_Excerpted data:_
━━━━━━━━
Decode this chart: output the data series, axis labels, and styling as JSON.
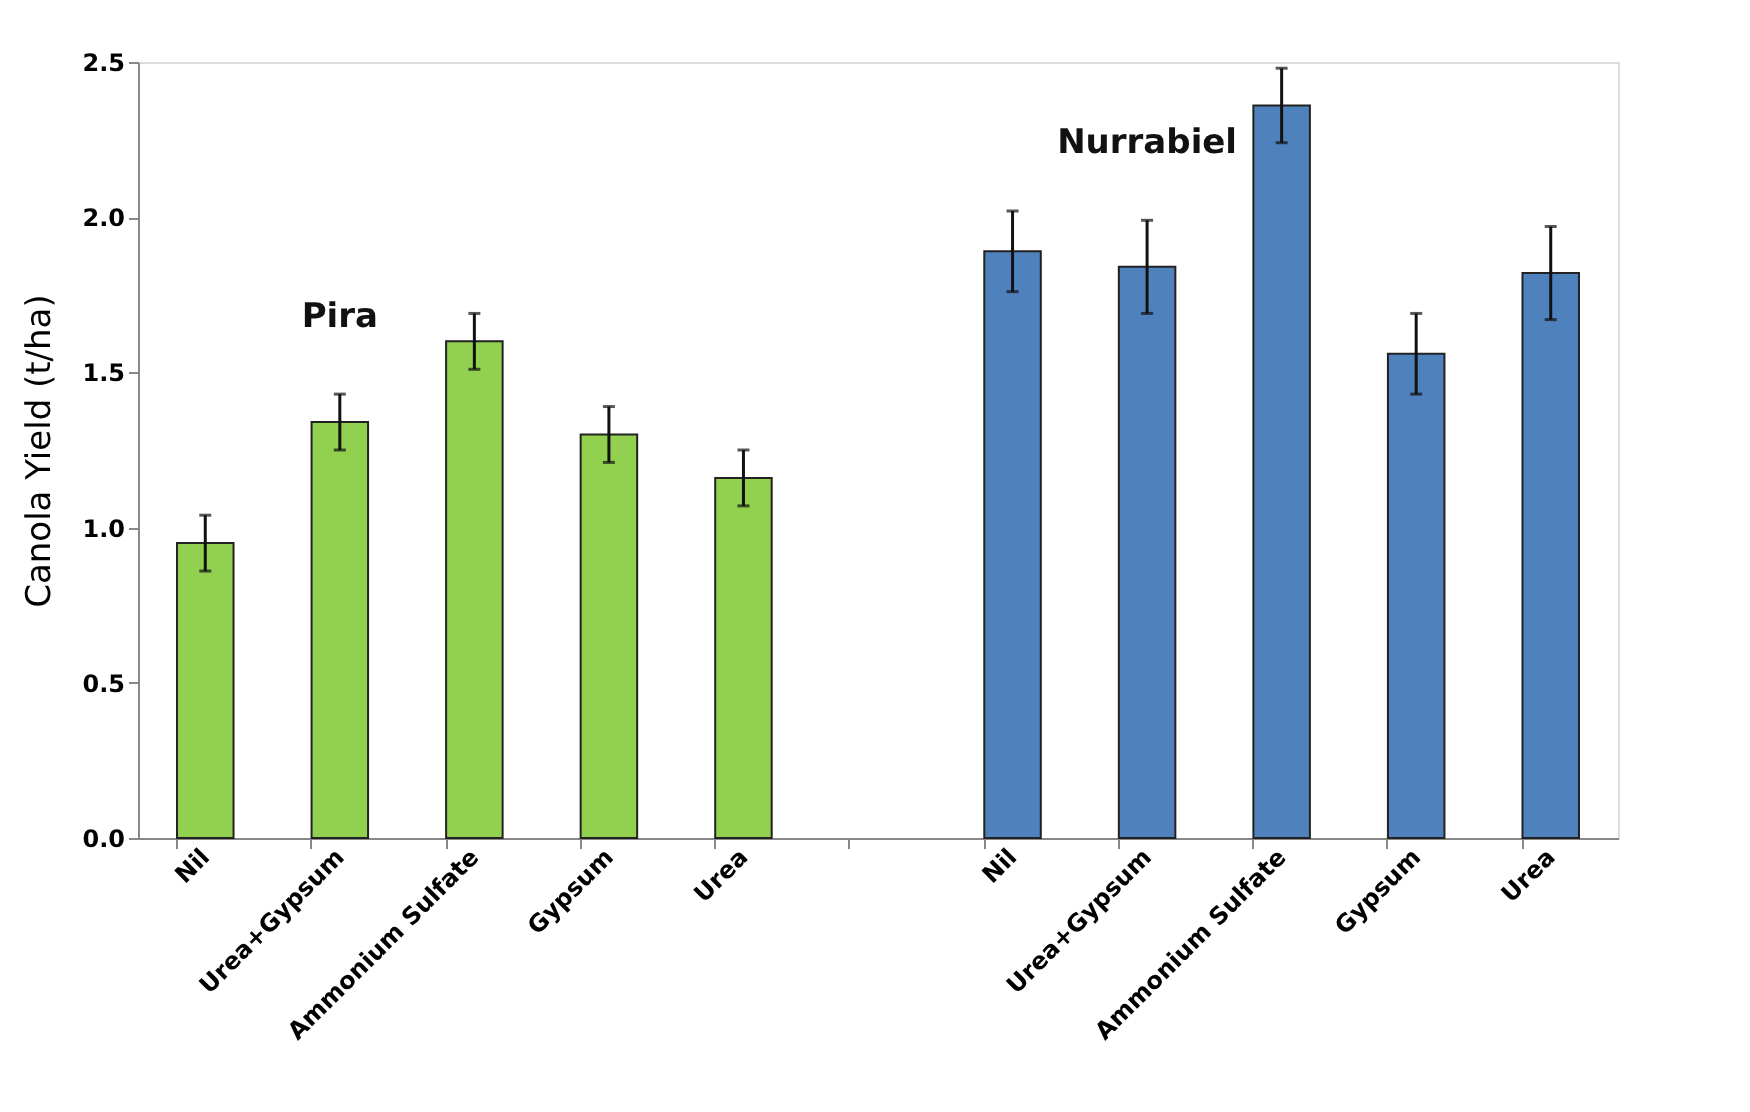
{
  "chart_data": {
    "type": "bar",
    "ylabel": "Canola Yield (t/ha)",
    "categories": [
      "Nil",
      "Urea+Gypsum",
      "Ammonium Sulfate",
      "Gypsum",
      "Urea",
      null,
      "Nil",
      "Urea+Gypsum",
      "Ammonium Sulfate",
      "Gypsum",
      "Urea"
    ],
    "series": [
      {
        "name": "Pira",
        "color": "#92d050",
        "values": [
          0.95,
          1.34,
          1.6,
          1.3,
          1.16,
          null,
          null,
          null,
          null,
          null,
          null
        ],
        "errors": [
          0.09,
          0.09,
          0.09,
          0.09,
          0.09,
          null,
          null,
          null,
          null,
          null,
          null
        ]
      },
      {
        "name": "Nurrabiel",
        "color": "#4f81bd",
        "values": [
          null,
          null,
          null,
          null,
          null,
          null,
          1.89,
          1.84,
          2.36,
          1.56,
          1.82
        ],
        "errors": [
          null,
          null,
          null,
          null,
          null,
          null,
          0.13,
          0.15,
          0.12,
          0.13,
          0.15
        ]
      }
    ],
    "ylim": [
      0,
      2.5
    ],
    "yticks": [
      {
        "value": 0,
        "label": "0.0"
      },
      0.5,
      {
        "value": 1,
        "label": "1.0"
      },
      1.5,
      {
        "value": 2,
        "label": "2.0"
      },
      2.5
    ],
    "grid": false
  }
}
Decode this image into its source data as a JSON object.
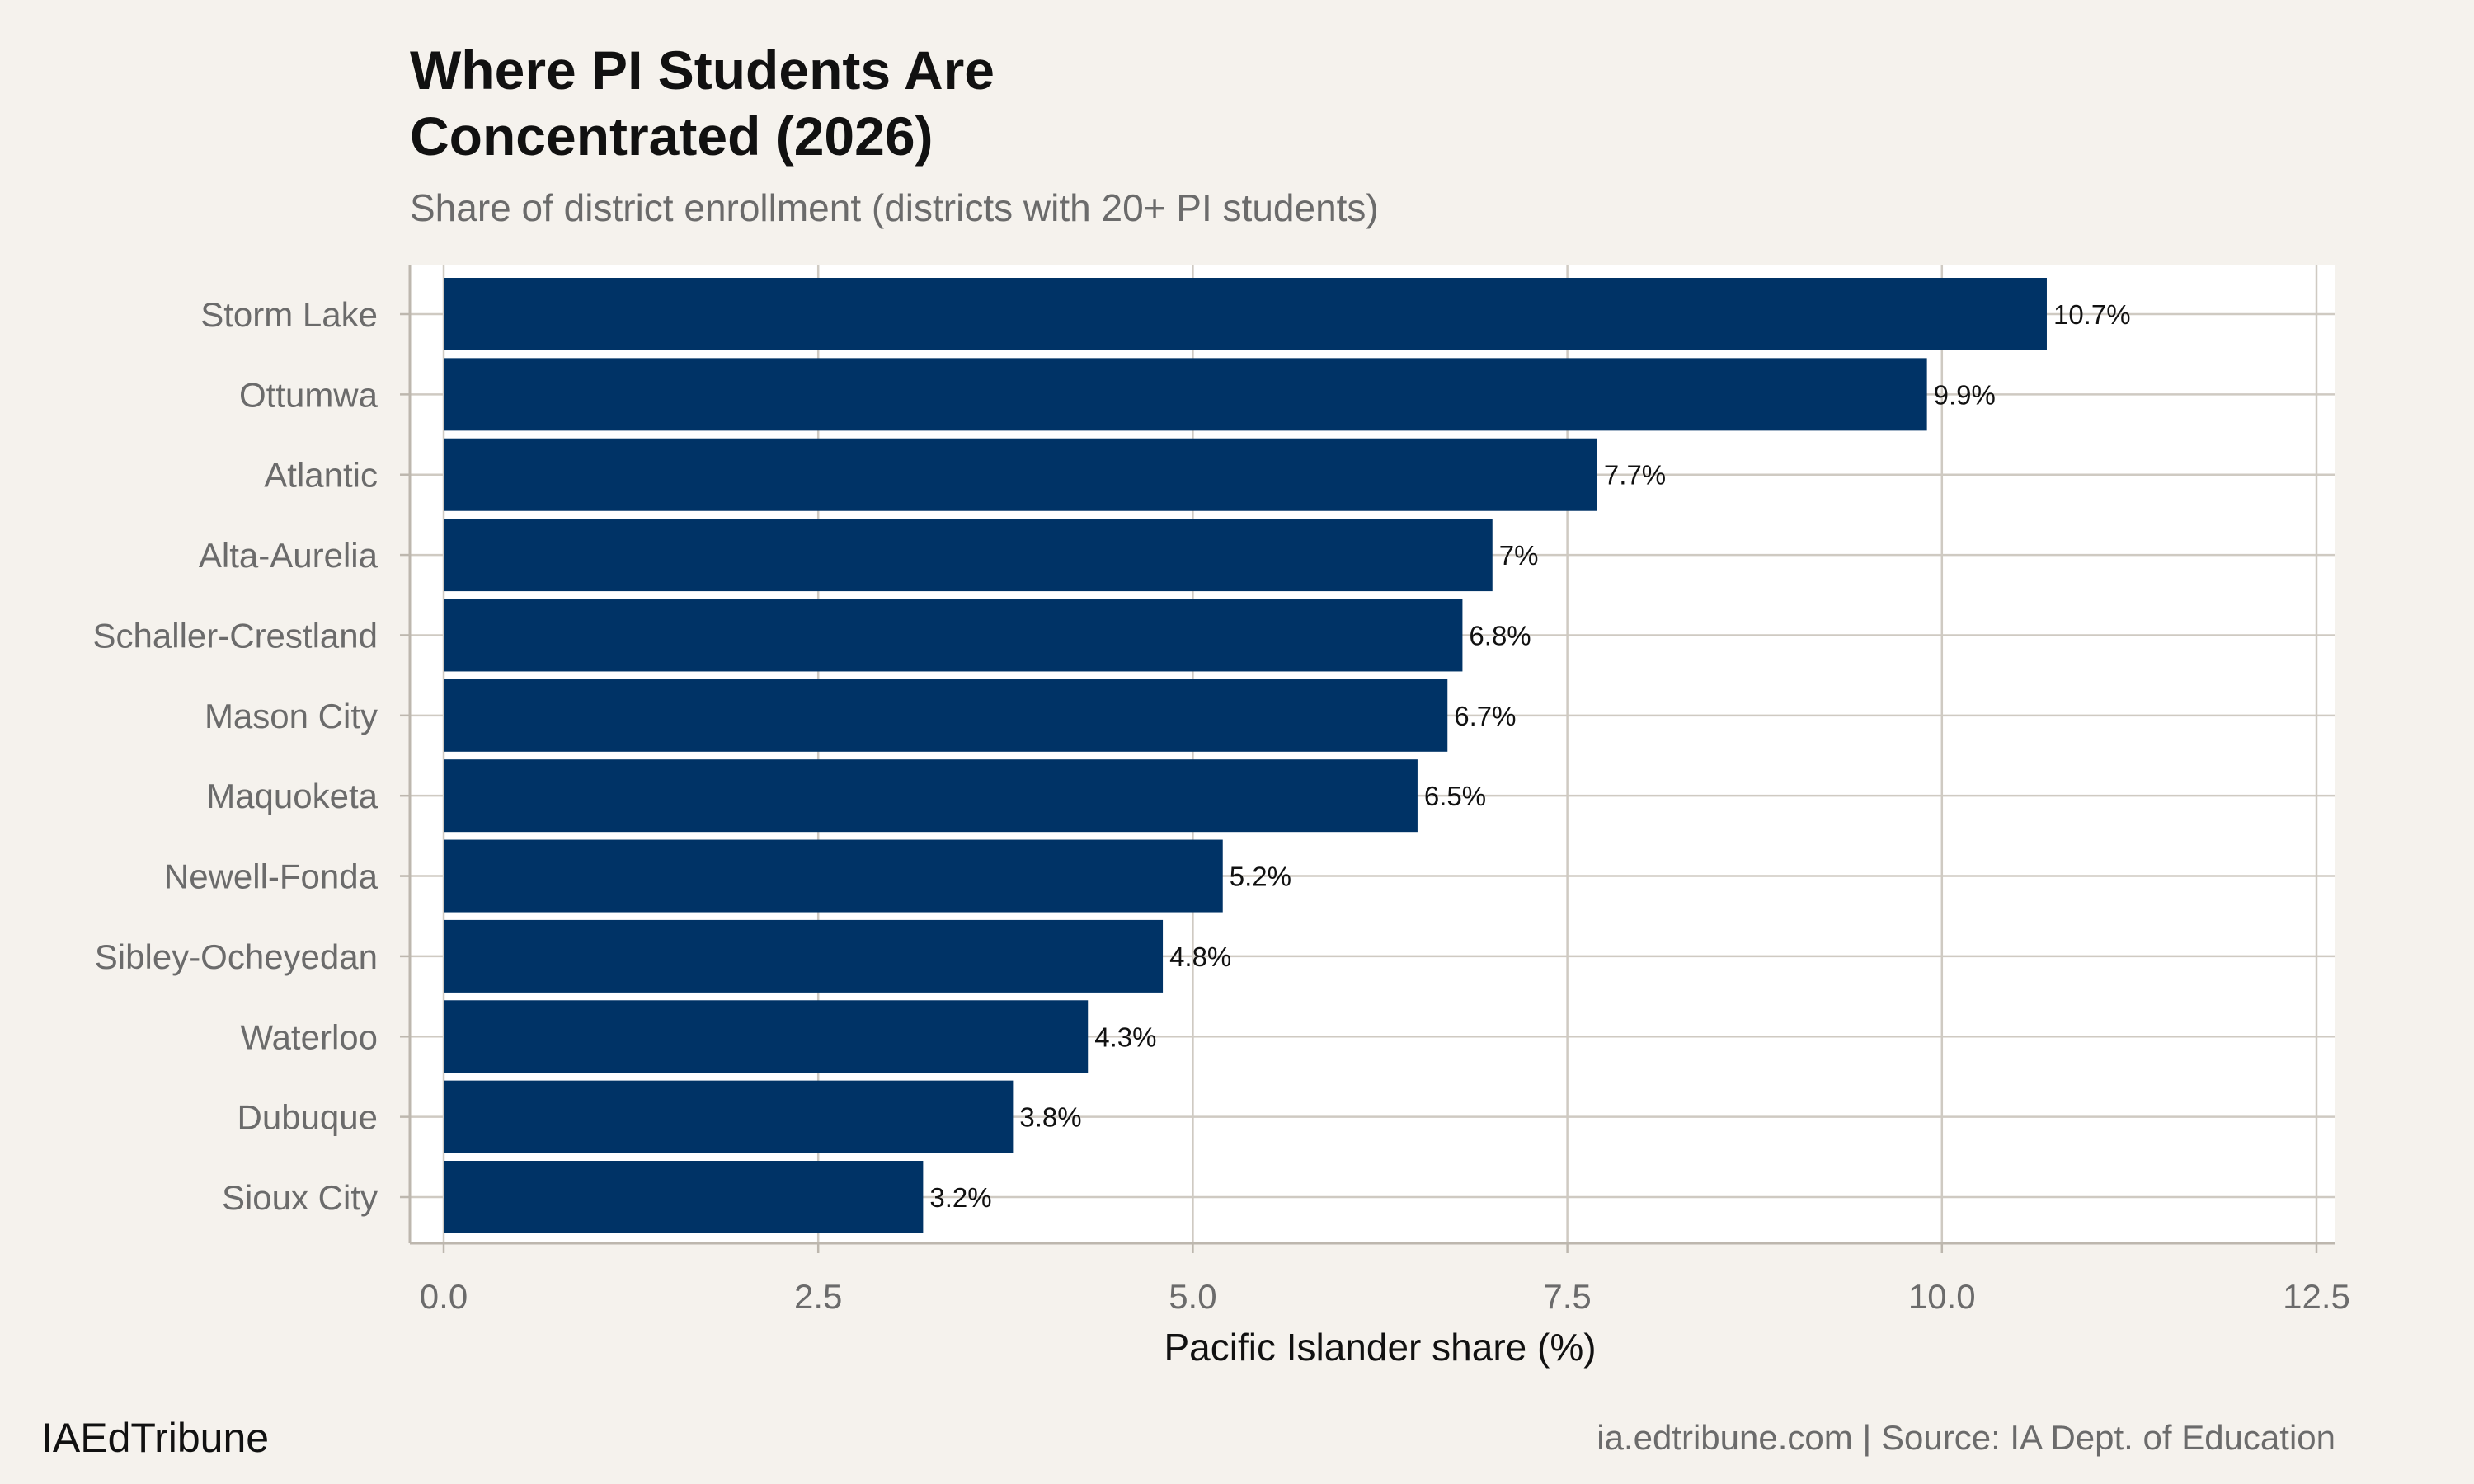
{
  "chart_data": {
    "type": "bar",
    "orientation": "horizontal",
    "title": "Where PI Students Are Concentrated (2026)",
    "title_lines": [
      "Where PI Students Are",
      "Concentrated (2026)"
    ],
    "subtitle": "Share of district enrollment (districts with 20+ PI students)",
    "xlabel": "Pacific Islander share (%)",
    "ylabel": "",
    "categories": [
      "Storm Lake",
      "Ottumwa",
      "Atlantic",
      "Alta-Aurelia",
      "Schaller-Crestland",
      "Mason City",
      "Maquoketa",
      "Newell-Fonda",
      "Sibley-Ocheyedan",
      "Waterloo",
      "Dubuque",
      "Sioux City"
    ],
    "values": [
      10.7,
      9.9,
      7.7,
      7.0,
      6.8,
      6.7,
      6.5,
      5.2,
      4.8,
      4.3,
      3.8,
      3.2
    ],
    "data_labels": [
      "10.7%",
      "9.9%",
      "7.7%",
      "7%",
      "6.8%",
      "6.7%",
      "6.5%",
      "5.2%",
      "4.8%",
      "4.3%",
      "3.8%",
      "3.2%"
    ],
    "xlim": [
      0,
      12.5
    ],
    "xticks": [
      0,
      2.5,
      5,
      7.5,
      10,
      12.5
    ],
    "xtick_labels": [
      "0.0",
      "2.5",
      "5.0",
      "7.5",
      "10.0",
      "12.5"
    ],
    "grid": true,
    "bar_color": "#003366"
  },
  "footer": {
    "brand": "IAEdTribune",
    "source": "ia.edtribune.com | Source: IA Dept. of Education"
  }
}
━━━━━━━━
_The exercise:_ Pictures are left out; print exactly the lines from the one holding "Decode this image" through the last line of the listing above, both included.

_Problem solution:_
Decode this image into its source data as a JSON object.
{
  "chart_data": {
    "type": "bar",
    "orientation": "horizontal",
    "title": "Where PI Students Are Concentrated (2026)",
    "title_lines": [
      "Where PI Students Are",
      "Concentrated (2026)"
    ],
    "subtitle": "Share of district enrollment (districts with 20+ PI students)",
    "xlabel": "Pacific Islander share (%)",
    "ylabel": "",
    "categories": [
      "Storm Lake",
      "Ottumwa",
      "Atlantic",
      "Alta-Aurelia",
      "Schaller-Crestland",
      "Mason City",
      "Maquoketa",
      "Newell-Fonda",
      "Sibley-Ocheyedan",
      "Waterloo",
      "Dubuque",
      "Sioux City"
    ],
    "values": [
      10.7,
      9.9,
      7.7,
      7.0,
      6.8,
      6.7,
      6.5,
      5.2,
      4.8,
      4.3,
      3.8,
      3.2
    ],
    "data_labels": [
      "10.7%",
      "9.9%",
      "7.7%",
      "7%",
      "6.8%",
      "6.7%",
      "6.5%",
      "5.2%",
      "4.8%",
      "4.3%",
      "3.8%",
      "3.2%"
    ],
    "xlim": [
      0,
      12.5
    ],
    "xticks": [
      0,
      2.5,
      5,
      7.5,
      10,
      12.5
    ],
    "xtick_labels": [
      "0.0",
      "2.5",
      "5.0",
      "7.5",
      "10.0",
      "12.5"
    ],
    "grid": true,
    "bar_color": "#003366"
  },
  "footer": {
    "brand": "IAEdTribune",
    "source": "ia.edtribune.com | Source: IA Dept. of Education"
  }
}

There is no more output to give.